> What the task requires:
Count the lines below that contain the word "parts". Give only the number.
########################################
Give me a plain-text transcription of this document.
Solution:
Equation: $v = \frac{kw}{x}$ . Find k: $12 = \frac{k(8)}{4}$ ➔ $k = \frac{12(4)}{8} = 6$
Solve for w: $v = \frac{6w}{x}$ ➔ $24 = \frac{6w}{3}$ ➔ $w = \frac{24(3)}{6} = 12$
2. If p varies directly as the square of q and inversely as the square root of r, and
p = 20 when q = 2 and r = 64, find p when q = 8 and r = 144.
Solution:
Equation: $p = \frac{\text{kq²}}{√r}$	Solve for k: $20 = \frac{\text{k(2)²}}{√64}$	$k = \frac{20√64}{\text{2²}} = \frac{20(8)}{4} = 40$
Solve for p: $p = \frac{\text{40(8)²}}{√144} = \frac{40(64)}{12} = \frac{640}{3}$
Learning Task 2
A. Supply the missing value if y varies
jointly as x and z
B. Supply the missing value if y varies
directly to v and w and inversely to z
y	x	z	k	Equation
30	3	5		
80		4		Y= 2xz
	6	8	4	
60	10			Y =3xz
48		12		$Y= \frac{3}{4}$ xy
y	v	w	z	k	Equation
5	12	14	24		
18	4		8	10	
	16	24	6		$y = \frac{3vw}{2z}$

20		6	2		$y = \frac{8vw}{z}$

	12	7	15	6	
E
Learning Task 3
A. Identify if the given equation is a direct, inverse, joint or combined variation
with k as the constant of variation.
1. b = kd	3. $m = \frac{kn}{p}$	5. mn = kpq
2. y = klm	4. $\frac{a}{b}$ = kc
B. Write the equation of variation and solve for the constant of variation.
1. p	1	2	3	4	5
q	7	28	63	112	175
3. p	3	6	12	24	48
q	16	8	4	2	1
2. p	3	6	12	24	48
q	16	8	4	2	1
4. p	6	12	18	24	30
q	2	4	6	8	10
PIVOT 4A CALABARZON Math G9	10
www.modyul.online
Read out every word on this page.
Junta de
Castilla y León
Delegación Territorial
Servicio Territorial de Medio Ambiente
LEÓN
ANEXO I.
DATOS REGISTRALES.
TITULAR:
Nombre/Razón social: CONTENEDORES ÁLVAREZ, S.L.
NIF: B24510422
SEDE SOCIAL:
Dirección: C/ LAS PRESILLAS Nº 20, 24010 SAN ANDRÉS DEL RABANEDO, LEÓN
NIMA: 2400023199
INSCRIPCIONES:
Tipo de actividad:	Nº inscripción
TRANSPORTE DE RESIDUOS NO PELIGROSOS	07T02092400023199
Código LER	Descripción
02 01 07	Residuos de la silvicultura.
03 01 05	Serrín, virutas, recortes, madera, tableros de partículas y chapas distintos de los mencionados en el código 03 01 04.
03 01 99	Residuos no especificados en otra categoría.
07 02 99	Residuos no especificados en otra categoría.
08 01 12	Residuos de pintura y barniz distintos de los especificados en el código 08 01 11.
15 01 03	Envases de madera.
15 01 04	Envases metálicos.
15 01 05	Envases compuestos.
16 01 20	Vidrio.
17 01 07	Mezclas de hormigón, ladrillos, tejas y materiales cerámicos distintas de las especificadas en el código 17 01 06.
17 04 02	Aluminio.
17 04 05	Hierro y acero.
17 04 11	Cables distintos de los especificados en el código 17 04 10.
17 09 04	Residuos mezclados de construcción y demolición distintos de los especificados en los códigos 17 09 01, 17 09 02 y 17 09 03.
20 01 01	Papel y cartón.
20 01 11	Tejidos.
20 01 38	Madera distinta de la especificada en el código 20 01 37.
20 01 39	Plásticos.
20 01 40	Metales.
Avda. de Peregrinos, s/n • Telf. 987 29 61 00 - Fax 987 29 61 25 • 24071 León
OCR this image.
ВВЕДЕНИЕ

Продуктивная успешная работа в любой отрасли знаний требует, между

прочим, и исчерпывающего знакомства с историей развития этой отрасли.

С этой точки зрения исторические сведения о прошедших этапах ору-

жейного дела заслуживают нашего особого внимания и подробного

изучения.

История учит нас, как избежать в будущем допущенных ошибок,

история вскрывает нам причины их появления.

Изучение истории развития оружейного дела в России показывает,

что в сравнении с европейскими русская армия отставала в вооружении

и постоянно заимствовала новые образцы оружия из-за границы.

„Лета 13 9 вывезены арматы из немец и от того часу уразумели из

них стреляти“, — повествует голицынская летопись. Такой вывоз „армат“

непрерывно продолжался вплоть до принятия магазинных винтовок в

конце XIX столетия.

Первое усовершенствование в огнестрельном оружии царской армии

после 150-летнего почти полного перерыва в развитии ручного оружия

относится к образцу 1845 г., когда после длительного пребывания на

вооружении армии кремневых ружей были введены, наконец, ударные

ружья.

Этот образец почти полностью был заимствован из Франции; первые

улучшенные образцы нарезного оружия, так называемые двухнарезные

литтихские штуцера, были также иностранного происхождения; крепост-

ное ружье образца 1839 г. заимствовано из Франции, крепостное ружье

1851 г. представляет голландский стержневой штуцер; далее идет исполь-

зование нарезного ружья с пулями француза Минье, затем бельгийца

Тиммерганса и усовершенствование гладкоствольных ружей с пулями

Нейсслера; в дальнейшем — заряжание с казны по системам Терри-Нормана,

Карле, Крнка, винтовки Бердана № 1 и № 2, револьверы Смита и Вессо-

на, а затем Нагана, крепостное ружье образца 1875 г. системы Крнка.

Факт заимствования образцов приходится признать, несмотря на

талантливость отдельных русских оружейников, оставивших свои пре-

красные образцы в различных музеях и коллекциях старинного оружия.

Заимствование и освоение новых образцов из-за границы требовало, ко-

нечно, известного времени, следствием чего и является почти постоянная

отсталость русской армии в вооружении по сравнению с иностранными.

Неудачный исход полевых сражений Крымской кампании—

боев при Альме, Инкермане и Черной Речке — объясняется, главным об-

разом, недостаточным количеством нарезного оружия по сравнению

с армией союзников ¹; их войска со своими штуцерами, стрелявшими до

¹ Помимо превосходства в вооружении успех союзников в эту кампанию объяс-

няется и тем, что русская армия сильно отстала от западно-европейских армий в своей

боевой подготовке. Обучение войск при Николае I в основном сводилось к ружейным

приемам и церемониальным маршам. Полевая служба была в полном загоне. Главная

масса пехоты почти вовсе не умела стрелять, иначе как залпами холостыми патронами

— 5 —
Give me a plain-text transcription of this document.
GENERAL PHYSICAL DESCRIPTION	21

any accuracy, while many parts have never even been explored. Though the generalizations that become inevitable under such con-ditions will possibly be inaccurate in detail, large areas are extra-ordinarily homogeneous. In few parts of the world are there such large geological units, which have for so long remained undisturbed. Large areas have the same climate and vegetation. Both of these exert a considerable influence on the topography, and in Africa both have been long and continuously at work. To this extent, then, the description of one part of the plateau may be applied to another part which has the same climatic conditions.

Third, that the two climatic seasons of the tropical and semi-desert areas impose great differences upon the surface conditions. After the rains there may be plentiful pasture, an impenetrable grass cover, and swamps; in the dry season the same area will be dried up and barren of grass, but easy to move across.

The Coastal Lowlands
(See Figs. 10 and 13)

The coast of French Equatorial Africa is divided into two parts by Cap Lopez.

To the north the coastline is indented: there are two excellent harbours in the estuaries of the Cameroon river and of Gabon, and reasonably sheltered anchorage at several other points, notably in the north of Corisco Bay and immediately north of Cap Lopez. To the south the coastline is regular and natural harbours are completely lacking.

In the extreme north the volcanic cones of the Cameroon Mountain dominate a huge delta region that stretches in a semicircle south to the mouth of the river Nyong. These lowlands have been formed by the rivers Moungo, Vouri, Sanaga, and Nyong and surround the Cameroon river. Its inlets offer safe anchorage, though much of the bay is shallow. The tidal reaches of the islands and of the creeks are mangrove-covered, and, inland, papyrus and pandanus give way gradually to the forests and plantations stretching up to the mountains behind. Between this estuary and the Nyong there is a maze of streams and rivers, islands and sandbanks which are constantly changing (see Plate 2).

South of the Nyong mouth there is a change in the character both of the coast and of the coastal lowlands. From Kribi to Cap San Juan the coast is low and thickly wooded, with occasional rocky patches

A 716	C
########################################
> Answer below:
2